* START Reading passage *

1.3 The Proof of Proposition 4

Proof

If \(k=0\), after restarting \(n-1\) times (\(n\ge 1\)), there are three cases in which Algorithm 3 goes to step 6 and returns the result before it goes back to step 2 again.

1. (1)

   \(f=-1\) with probability

   $$\begin{aligned} \left( \frac{1}{2}\right) ^n\left( \frac{x^{n-1}}{(n-1)!}\right) x^{n-1}, \end{aligned}$$

   and at a cost of

   $$\begin{aligned} \sum _{n=1}^{\infty }\left( \frac{1}{2}\right) ^n\left( \frac{x^{n-1}}{(n-1)!}\right) x^{n-1}(2n-2) \end{aligned}$$

   (4)

   uniform deviates.

2. (2)

* END Reading passage *
* START Extracted material *

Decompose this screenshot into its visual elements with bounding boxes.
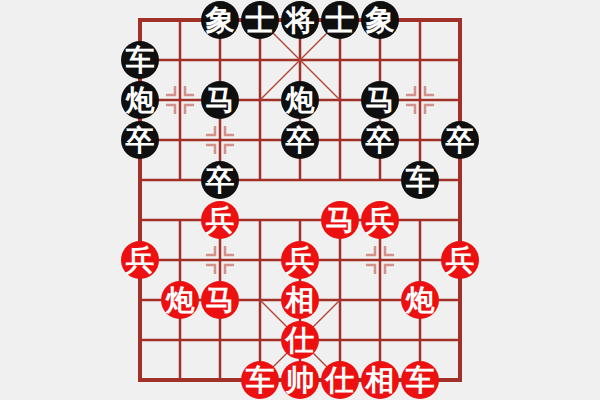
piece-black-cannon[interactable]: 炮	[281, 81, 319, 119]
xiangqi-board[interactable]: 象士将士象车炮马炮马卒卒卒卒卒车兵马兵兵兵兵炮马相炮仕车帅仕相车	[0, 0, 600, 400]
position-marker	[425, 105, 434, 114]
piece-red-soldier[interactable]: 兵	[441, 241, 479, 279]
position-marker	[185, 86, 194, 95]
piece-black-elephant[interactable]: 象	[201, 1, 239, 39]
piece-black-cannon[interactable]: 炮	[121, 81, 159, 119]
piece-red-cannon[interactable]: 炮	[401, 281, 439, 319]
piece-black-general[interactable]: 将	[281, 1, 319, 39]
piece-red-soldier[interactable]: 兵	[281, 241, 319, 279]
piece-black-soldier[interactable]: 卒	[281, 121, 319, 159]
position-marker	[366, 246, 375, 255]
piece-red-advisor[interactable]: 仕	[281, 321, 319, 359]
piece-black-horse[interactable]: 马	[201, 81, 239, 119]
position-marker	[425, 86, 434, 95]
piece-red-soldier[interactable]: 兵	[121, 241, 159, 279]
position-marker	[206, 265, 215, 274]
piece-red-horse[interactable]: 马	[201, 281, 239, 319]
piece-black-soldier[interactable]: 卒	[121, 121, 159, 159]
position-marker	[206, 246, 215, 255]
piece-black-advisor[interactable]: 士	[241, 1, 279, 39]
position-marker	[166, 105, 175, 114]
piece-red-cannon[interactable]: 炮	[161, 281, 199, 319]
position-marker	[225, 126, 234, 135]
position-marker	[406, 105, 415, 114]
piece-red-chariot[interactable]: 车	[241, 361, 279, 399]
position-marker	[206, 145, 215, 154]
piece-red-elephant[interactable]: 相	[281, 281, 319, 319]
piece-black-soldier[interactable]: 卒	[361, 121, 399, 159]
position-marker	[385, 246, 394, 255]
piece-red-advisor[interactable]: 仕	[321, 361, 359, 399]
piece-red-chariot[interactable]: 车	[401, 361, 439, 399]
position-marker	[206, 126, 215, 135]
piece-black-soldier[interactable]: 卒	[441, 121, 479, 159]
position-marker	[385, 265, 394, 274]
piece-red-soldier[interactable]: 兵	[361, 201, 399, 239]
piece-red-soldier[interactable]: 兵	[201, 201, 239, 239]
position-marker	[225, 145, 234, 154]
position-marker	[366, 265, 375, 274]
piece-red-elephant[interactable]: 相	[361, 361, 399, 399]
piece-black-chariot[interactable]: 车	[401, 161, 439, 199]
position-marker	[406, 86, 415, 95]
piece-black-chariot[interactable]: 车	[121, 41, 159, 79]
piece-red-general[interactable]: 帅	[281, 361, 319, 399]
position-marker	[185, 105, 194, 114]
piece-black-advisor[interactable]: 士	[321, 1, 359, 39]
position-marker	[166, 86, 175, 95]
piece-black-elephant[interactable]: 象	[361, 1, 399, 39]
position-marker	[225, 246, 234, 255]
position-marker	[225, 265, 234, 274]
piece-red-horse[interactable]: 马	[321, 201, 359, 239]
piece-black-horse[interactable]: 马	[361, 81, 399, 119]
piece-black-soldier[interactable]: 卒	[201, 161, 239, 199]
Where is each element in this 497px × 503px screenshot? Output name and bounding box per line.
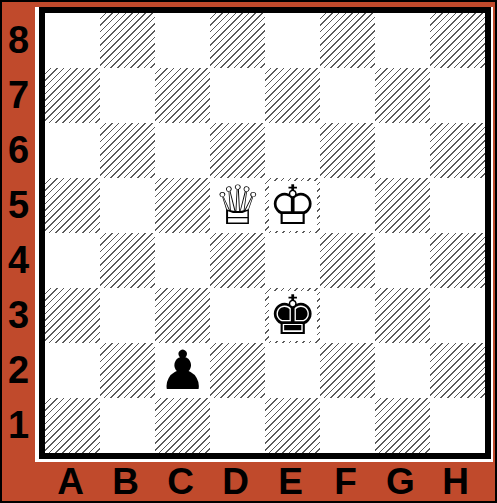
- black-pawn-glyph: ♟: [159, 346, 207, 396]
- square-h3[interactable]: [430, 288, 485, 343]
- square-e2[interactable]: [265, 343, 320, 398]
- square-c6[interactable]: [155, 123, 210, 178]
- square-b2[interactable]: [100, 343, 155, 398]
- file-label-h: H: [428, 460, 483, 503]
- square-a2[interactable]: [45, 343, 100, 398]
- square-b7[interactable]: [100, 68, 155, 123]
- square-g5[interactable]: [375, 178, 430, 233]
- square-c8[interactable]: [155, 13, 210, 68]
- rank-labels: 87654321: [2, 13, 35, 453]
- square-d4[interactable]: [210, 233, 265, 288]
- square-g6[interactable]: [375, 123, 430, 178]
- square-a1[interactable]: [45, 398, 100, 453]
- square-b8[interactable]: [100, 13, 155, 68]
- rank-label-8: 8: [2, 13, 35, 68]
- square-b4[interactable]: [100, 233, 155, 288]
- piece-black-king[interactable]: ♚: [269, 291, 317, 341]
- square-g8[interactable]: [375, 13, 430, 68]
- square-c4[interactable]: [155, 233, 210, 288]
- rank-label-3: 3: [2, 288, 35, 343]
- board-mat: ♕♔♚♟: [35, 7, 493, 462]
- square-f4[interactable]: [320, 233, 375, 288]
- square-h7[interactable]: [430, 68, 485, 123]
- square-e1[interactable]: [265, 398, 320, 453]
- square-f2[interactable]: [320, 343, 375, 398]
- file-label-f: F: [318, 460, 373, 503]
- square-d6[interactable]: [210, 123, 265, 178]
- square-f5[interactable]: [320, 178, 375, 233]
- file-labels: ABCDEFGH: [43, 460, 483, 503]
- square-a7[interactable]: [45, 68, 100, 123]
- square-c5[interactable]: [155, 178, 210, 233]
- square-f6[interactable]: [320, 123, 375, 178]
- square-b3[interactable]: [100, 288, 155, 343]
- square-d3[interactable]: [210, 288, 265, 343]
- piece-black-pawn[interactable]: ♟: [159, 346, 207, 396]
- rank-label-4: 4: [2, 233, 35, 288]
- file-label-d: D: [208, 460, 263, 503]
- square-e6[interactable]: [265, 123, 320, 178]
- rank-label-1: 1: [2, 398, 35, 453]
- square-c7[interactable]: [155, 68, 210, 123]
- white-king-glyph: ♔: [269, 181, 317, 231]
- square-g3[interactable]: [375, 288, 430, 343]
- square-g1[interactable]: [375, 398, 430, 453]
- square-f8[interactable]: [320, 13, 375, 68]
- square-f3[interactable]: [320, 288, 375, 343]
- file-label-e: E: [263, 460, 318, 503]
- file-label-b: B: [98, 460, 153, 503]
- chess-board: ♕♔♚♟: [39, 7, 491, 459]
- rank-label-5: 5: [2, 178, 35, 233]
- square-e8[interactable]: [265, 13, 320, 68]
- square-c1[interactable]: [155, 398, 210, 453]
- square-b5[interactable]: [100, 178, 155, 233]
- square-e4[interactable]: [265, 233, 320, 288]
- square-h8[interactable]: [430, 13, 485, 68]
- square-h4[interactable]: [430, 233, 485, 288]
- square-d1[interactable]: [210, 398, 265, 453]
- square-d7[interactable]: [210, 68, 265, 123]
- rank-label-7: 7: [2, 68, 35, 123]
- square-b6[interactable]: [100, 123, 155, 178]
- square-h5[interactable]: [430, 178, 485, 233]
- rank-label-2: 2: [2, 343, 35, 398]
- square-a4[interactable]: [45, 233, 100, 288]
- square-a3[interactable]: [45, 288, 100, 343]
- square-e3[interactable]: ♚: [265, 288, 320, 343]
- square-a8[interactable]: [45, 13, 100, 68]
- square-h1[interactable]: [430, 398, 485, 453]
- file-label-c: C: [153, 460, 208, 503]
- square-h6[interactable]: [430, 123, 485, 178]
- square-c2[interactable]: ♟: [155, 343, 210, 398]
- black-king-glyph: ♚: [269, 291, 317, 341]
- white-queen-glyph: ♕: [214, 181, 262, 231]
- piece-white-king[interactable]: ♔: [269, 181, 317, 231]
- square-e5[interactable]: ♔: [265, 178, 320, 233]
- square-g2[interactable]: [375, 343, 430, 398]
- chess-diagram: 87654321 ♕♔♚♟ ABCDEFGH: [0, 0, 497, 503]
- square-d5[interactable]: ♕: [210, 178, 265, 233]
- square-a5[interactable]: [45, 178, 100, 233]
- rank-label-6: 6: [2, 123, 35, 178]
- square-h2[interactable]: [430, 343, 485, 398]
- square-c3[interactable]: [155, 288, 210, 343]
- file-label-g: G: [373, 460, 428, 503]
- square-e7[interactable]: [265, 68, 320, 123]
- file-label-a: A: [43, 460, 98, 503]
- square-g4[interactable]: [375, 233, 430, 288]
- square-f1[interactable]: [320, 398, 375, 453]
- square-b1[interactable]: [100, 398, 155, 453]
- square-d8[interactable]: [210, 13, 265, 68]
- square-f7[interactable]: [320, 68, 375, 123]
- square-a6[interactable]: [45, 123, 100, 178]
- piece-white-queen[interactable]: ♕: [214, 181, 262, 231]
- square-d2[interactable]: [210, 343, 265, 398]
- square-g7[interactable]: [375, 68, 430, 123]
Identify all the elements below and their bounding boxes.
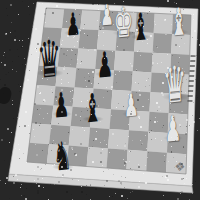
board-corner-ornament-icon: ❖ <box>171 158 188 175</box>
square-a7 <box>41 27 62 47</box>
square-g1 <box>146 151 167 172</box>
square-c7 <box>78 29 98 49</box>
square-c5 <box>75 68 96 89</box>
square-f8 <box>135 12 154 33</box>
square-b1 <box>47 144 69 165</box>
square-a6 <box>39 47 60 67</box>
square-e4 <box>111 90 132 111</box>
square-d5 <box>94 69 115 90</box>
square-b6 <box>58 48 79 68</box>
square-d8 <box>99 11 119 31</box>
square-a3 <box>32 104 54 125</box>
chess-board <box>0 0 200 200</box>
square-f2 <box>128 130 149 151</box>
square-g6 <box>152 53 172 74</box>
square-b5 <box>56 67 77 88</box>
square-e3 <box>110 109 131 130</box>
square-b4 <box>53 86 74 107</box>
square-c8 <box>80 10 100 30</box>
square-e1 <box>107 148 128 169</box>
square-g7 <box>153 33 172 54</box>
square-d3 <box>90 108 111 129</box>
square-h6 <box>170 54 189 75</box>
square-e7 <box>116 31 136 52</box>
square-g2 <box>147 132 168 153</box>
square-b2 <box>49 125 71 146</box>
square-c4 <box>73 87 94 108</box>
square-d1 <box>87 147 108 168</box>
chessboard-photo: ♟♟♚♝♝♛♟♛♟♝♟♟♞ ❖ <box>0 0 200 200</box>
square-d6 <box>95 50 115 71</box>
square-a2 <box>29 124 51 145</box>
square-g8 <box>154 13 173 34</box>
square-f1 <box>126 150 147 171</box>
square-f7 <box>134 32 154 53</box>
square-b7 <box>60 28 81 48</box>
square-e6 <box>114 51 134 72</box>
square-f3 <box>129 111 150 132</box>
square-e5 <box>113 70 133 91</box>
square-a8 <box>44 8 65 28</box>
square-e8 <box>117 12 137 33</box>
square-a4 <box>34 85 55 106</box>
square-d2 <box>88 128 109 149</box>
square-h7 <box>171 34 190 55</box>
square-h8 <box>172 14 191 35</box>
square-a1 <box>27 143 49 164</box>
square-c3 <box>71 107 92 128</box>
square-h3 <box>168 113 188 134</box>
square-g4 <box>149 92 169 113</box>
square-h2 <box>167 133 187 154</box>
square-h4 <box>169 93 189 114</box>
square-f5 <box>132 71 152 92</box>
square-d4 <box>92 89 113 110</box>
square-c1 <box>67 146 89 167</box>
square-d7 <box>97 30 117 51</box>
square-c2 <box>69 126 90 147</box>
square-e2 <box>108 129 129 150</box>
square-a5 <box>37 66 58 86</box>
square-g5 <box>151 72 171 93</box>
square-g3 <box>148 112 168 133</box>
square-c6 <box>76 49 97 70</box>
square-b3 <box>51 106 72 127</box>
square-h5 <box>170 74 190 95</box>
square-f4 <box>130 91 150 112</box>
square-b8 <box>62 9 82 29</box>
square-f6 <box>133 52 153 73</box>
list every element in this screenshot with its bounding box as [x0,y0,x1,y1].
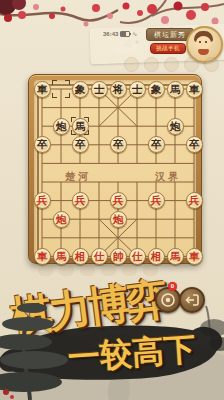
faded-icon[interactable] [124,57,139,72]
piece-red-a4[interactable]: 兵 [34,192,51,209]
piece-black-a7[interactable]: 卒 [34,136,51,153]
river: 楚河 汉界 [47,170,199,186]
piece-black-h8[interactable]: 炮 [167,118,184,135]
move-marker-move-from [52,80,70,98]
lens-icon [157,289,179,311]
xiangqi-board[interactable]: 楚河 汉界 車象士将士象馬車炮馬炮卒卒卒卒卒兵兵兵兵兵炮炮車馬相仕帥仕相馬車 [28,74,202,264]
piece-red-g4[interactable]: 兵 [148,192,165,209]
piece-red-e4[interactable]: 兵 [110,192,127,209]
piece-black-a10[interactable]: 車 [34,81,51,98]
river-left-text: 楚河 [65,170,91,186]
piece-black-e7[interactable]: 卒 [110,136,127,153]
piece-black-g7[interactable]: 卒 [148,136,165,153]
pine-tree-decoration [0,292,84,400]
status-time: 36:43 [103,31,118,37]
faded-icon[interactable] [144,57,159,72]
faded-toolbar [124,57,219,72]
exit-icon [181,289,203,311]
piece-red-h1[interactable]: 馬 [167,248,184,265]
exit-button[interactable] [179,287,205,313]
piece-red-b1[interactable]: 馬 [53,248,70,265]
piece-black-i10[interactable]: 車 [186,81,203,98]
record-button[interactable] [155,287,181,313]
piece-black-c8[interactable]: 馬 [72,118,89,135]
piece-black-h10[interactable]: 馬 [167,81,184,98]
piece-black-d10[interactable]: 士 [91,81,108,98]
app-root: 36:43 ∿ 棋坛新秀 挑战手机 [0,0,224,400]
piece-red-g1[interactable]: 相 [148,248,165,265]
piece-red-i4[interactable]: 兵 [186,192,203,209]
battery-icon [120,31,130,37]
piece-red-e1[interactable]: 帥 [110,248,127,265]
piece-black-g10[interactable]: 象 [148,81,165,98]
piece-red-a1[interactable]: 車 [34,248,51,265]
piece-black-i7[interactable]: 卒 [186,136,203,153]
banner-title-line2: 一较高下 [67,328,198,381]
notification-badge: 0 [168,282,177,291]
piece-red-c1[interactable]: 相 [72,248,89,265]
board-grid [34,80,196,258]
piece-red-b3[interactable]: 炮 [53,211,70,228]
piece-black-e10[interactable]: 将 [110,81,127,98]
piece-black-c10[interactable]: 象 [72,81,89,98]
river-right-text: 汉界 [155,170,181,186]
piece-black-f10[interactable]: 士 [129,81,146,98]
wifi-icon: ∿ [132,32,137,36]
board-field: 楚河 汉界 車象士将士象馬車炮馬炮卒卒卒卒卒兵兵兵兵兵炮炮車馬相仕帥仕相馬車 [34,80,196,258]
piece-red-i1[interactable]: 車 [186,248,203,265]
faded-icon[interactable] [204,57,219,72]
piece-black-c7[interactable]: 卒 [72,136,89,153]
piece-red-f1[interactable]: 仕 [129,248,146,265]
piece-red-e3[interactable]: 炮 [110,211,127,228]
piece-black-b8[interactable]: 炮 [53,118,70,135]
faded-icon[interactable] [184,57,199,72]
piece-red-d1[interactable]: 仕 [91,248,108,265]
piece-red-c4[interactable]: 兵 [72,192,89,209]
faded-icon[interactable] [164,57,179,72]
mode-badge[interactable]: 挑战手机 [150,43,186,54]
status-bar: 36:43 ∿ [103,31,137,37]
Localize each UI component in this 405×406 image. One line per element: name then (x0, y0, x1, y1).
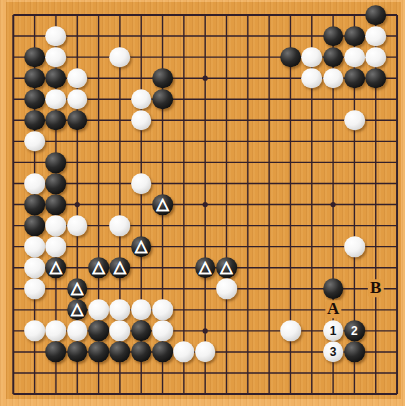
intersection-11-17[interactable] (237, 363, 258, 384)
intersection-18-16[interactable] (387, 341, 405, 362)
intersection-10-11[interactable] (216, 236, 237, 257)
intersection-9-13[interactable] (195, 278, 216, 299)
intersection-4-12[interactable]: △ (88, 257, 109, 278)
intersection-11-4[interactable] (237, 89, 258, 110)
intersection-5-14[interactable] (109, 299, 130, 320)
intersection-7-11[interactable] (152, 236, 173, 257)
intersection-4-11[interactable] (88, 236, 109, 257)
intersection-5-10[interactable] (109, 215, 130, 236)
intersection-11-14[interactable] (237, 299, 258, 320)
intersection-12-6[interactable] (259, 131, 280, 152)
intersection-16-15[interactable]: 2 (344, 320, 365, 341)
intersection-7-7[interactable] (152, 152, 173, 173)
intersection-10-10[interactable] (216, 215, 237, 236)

* END Extracted material *

Problems and tasks:
(a) Summarize the proof of Proposition 4 in two sentences.
(b) In the proof of Proposition 4, translate this sentence into Spanish: "If k = 0, after restarting n − 1 times (n ≥ 1), there are three cases in which Algorithm 3 goes to step 6 and returns the result before it goes back to step 2 again."

Answers per task:
(a) The proof considers the case k = 0, in which Algorithm 3, after restarting n − 1 times (n ≥ 1), can reach step 6 and return its result in three cases before it goes back to step 2. In the first case, f = −1, and the proof gives the probability of this and its cost in uniform deviates as formulas.

(b) Si k = 0, tras reiniciarse n − 1 veces (n ≥ 1), hay tres casos en los que el Algoritmo 3 pasa al paso 6 y devuelve el resultado antes de volver de nuevo al paso 2.